§ **What to work on**:
Return only the number of lines that hold "name".

(Figure dataset records)
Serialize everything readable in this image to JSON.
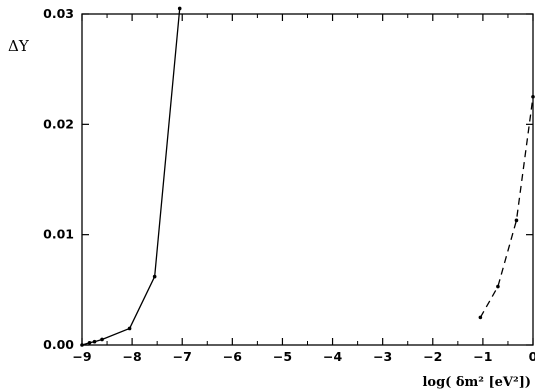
{
  "chart_data": {
    "type": "line",
    "xlabel": "log( δm² [eV²])",
    "ylabel": "ΔY",
    "xlim": [
      -9,
      0
    ],
    "ylim": [
      0,
      0.03
    ],
    "x_ticks": [
      -9,
      -8,
      -7,
      -6,
      -5,
      -4,
      -3,
      -2,
      -1,
      0
    ],
    "x_tick_labels": [
      "−9",
      "−8",
      "−7",
      "−6",
      "−5",
      "−4",
      "−3",
      "−2",
      "−1",
      "0"
    ],
    "y_ticks": [
      0,
      0.01,
      0.02,
      0.03
    ],
    "y_tick_labels": [
      "0.00",
      "0.01",
      "0.02",
      "0.03"
    ],
    "grid": false,
    "series": [
      {
        "style": "solid",
        "x": [
          -9.0,
          -8.85,
          -8.75,
          -8.6,
          -8.05,
          -7.55,
          -7.05
        ],
        "y": [
          0.0,
          0.0002,
          0.0003,
          0.0005,
          0.0015,
          0.0062,
          0.0305
        ]
      },
      {
        "style": "dashed",
        "x": [
          -1.05,
          -0.7,
          -0.33,
          0.0
        ],
        "y": [
          0.0025,
          0.0053,
          0.0113,
          0.0225
        ]
      }
    ]
  }
}
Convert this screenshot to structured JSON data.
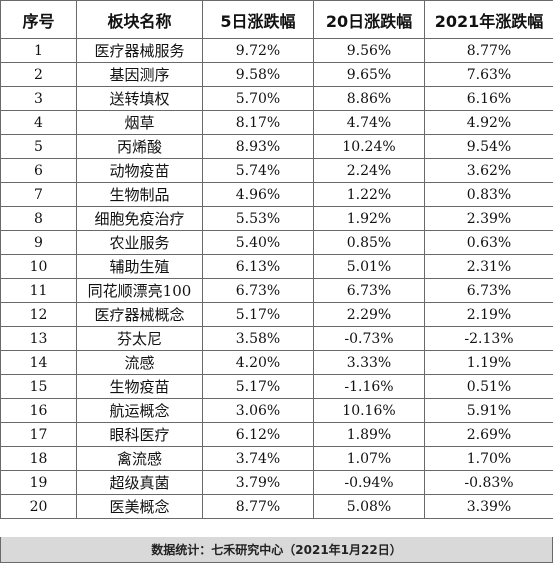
{
  "headers": [
    "序号",
    "板块名称",
    "5日涨跌幅",
    "20日涨跌幅",
    "2021年涨跌幅"
  ],
  "rows": [
    [
      "1",
      "医疗器械服务",
      "9.72%",
      "9.56%",
      "8.77%"
    ],
    [
      "2",
      "基因测序",
      "9.58%",
      "9.65%",
      "7.63%"
    ],
    [
      "3",
      "送转填权",
      "5.70%",
      "8.86%",
      "6.16%"
    ],
    [
      "4",
      "烟草",
      "8.17%",
      "4.74%",
      "4.92%"
    ],
    [
      "5",
      "丙烯酸",
      "8.93%",
      "10.24%",
      "9.54%"
    ],
    [
      "6",
      "动物疫苗",
      "5.74%",
      "2.24%",
      "3.62%"
    ],
    [
      "7",
      "生物制品",
      "4.96%",
      "1.22%",
      "0.83%"
    ],
    [
      "8",
      "细胞免疫治疗",
      "5.53%",
      "1.92%",
      "2.39%"
    ],
    [
      "9",
      "农业服务",
      "5.40%",
      "0.85%",
      "0.63%"
    ],
    [
      "10",
      "辅助生殖",
      "6.13%",
      "5.01%",
      "2.31%"
    ],
    [
      "11",
      "同花顺漂亮100",
      "6.73%",
      "6.73%",
      "6.73%"
    ],
    [
      "12",
      "医疗器械概念",
      "5.17%",
      "2.29%",
      "2.19%"
    ],
    [
      "13",
      "芬太尼",
      "3.58%",
      "-0.73%",
      "-2.13%"
    ],
    [
      "14",
      "流感",
      "4.20%",
      "3.33%",
      "1.19%"
    ],
    [
      "15",
      "生物疫苗",
      "5.17%",
      "-1.16%",
      "0.51%"
    ],
    [
      "16",
      "航运概念",
      "3.06%",
      "10.16%",
      "5.91%"
    ],
    [
      "17",
      "眼科医疗",
      "6.12%",
      "1.89%",
      "2.69%"
    ],
    [
      "18",
      "禽流感",
      "3.74%",
      "1.07%",
      "1.70%"
    ],
    [
      "19",
      "超级真菌",
      "3.79%",
      "-0.94%",
      "-0.83%"
    ],
    [
      "20",
      "医美概念",
      "8.77%",
      "5.08%",
      "3.39%"
    ]
  ],
  "footer": "数据统计：七禾研究中心（2021年1月22日）"
}
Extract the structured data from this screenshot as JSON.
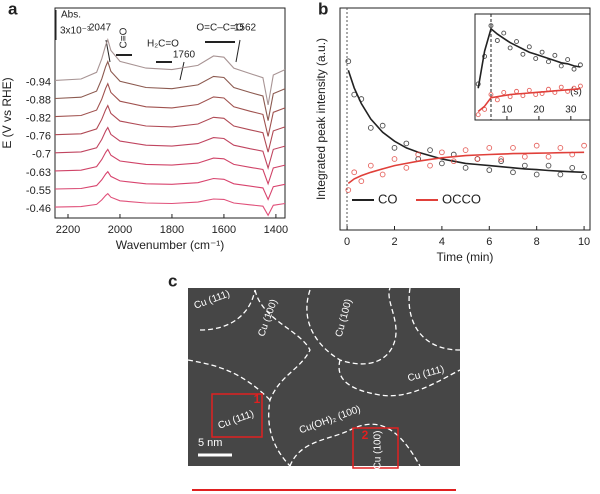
{
  "chart_data": [
    {
      "type": "line",
      "panel_label": "a",
      "ylabel": "E (V vs RHE)",
      "xlabel": "Wavenumber (cm⁻¹)",
      "x": [
        2250,
        2150,
        2090,
        2070,
        2055,
        2047,
        2035,
        2000,
        1900,
        1800,
        1700,
        1640,
        1600,
        1562,
        1500,
        1450,
        1430,
        1410,
        1365
      ],
      "xlim": [
        2250,
        1365
      ],
      "xticks": [
        2200,
        2000,
        1800,
        1600,
        1400
      ],
      "ylim": [
        -0.6,
        11
      ],
      "legend": "left",
      "annotations": [
        "Abs.",
        "3x10⁻³",
        "2047",
        "C≡O",
        "H₂C=O",
        "1760",
        "O=C–C=O",
        "1562"
      ],
      "series": [
        {
          "name": "-0.94",
          "color": "#a89494",
          "values": [
            7,
            7.08,
            7.45,
            8.2,
            8.95,
            9.25,
            8.65,
            8.05,
            7.68,
            7.6,
            7.83,
            8.35,
            8.28,
            7.68,
            7.38,
            7.15,
            5.65,
            7.3,
            7.6
          ]
        },
        {
          "name": "-0.88",
          "color": "#8c5a50",
          "values": [
            6,
            6.07,
            6.41,
            7.09,
            7.77,
            8.04,
            7.5,
            6.95,
            6.61,
            6.54,
            6.75,
            7.22,
            7.16,
            6.61,
            6.34,
            6.14,
            4.78,
            6.27,
            6.54
          ]
        },
        {
          "name": "-0.82",
          "color": "#a0524f",
          "values": [
            5,
            5.06,
            5.36,
            5.97,
            6.57,
            6.82,
            6.33,
            5.85,
            5.54,
            5.48,
            5.67,
            6.09,
            6.03,
            5.54,
            5.3,
            5.12,
            3.91,
            5.24,
            5.48
          ]
        },
        {
          "name": "-0.76",
          "color": "#b04a55",
          "values": [
            4,
            4.05,
            4.32,
            4.86,
            5.39,
            5.61,
            5.18,
            4.75,
            4.48,
            4.43,
            4.59,
            4.96,
            4.91,
            4.48,
            4.27,
            4.11,
            3.04,
            4.21,
            4.43
          ]
        },
        {
          "name": "-0.7",
          "color": "#c04560",
          "values": [
            3,
            3.05,
            3.28,
            3.74,
            4.21,
            4.4,
            4.02,
            3.65,
            3.42,
            3.37,
            3.51,
            3.84,
            3.79,
            3.42,
            3.23,
            3.09,
            2.16,
            3.19,
            3.37
          ]
        },
        {
          "name": "-0.63",
          "color": "#d04468",
          "values": [
            2,
            2.04,
            2.24,
            2.63,
            3.03,
            3.19,
            2.87,
            2.55,
            2.36,
            2.32,
            2.43,
            2.71,
            2.67,
            2.36,
            2.2,
            2.08,
            1.29,
            2.16,
            2.32
          ]
        },
        {
          "name": "-0.55",
          "color": "#d8446e",
          "values": [
            1,
            1.03,
            1.19,
            1.51,
            1.83,
            1.96,
            1.7,
            1.45,
            1.29,
            1.26,
            1.35,
            1.58,
            1.54,
            1.29,
            1.16,
            1.06,
            0.42,
            1.13,
            1.26
          ]
        },
        {
          "name": "-0.46",
          "color": "#e0507a",
          "values": [
            0,
            0.03,
            0.15,
            0.4,
            0.65,
            0.75,
            0.55,
            0.35,
            0.23,
            0.2,
            0.28,
            0.45,
            0.43,
            0.23,
            0.13,
            0.05,
            -0.45,
            0.1,
            0.2
          ]
        }
      ]
    },
    {
      "type": "scatter",
      "panel_label": "b",
      "xlabel": "Time (min)",
      "ylabel": "Integrated peak intensity (a.u.)",
      "xlim": [
        -0.3,
        10.25
      ],
      "xticks": [
        0,
        2,
        4,
        6,
        8,
        10
      ],
      "ylim": [
        0,
        10
      ],
      "legend": "lower left",
      "series": [
        {
          "name": "CO",
          "color": "#222222",
          "x": [
            0.05,
            0.3,
            0.6,
            1,
            1.5,
            2,
            2.5,
            3,
            3.5,
            4,
            4.5,
            5,
            5.5,
            6,
            6.5,
            7,
            7.5,
            8,
            8.5,
            9,
            9.5,
            10
          ],
          "values": [
            7.6,
            6.1,
            5.9,
            4.6,
            4.7,
            3.7,
            3.9,
            3.2,
            3.6,
            3.0,
            3.4,
            2.8,
            3.2,
            2.7,
            3.1,
            2.6,
            2.9,
            2.5,
            2.9,
            2.5,
            2.8,
            2.4
          ],
          "fit": [
            7.2,
            6.4,
            5.7,
            5.0,
            4.4,
            4.0,
            3.7,
            3.5,
            3.35,
            3.2,
            3.1,
            3.0,
            2.95,
            2.9,
            2.85,
            2.8,
            2.75,
            2.72,
            2.68,
            2.65,
            2.62,
            2.6
          ]
        },
        {
          "name": "OCCO",
          "color": "#e0403a",
          "x": [
            0.05,
            0.3,
            0.6,
            1,
            1.5,
            2,
            2.5,
            3,
            3.5,
            4,
            4.5,
            5,
            5.5,
            6,
            6.5,
            7,
            7.5,
            8,
            8.5,
            9,
            9.5,
            10
          ],
          "values": [
            1.8,
            2.6,
            2.2,
            2.9,
            2.5,
            3.2,
            2.8,
            3.4,
            2.9,
            3.5,
            3.1,
            3.6,
            3.2,
            3.7,
            3.2,
            3.7,
            3.3,
            3.8,
            3.3,
            3.7,
            3.4,
            3.8
          ],
          "fit": [
            2.1,
            2.3,
            2.45,
            2.6,
            2.75,
            2.9,
            3.0,
            3.1,
            3.18,
            3.25,
            3.3,
            3.35,
            3.38,
            3.4,
            3.42,
            3.44,
            3.45,
            3.46,
            3.47,
            3.48,
            3.49,
            3.5
          ]
        }
      ]
    },
    {
      "type": "scatter",
      "xlabel": "(s)",
      "xlim": [
        0,
        36
      ],
      "xticks": [
        10,
        20,
        30
      ],
      "ylim": [
        0,
        10
      ],
      "series": [
        {
          "color": "#222222",
          "x": [
            1,
            3,
            5,
            7,
            9,
            11,
            13,
            15,
            17,
            19,
            21,
            23,
            25,
            27,
            29,
            31,
            33
          ],
          "values": [
            3.4,
            6,
            8.9,
            7.5,
            8.2,
            6.8,
            7.4,
            6.2,
            6.9,
            5.8,
            6.4,
            5.5,
            6.1,
            5.1,
            5.7,
            4.8,
            5.2
          ],
          "fit": [
            3,
            6.5,
            8.6,
            8.1,
            7.7,
            7.3,
            7,
            6.7,
            6.4,
            6.2,
            6,
            5.8,
            5.6,
            5.4,
            5.3,
            5.1,
            5
          ]
        },
        {
          "color": "#e0403a",
          "x": [
            1,
            3,
            5,
            7,
            9,
            11,
            13,
            15,
            17,
            19,
            21,
            23,
            25,
            27,
            29,
            31,
            33
          ],
          "values": [
            0.5,
            1.0,
            2.4,
            1.9,
            2.6,
            2.2,
            2.7,
            2.3,
            2.8,
            2.4,
            2.5,
            2.9,
            2.6,
            3.1,
            2.7,
            3.0,
            3.2
          ],
          "fit": [
            0.8,
            1.3,
            2.1,
            2.2,
            2.3,
            2.4,
            2.45,
            2.5,
            2.55,
            2.6,
            2.65,
            2.7,
            2.75,
            2.8,
            2.85,
            2.9,
            2.95
          ]
        }
      ]
    }
  ],
  "image": {
    "panel_label": "c",
    "scale_bar": "5 nm",
    "labels": [
      "Cu (111)",
      "Cu (100)",
      "Cu (100)",
      "Cu (111)",
      "Cu (111)",
      "Cu(OH)₂ (100)",
      "Cu (100)",
      "1",
      "2"
    ]
  }
}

§ **Answer to the problem**:
10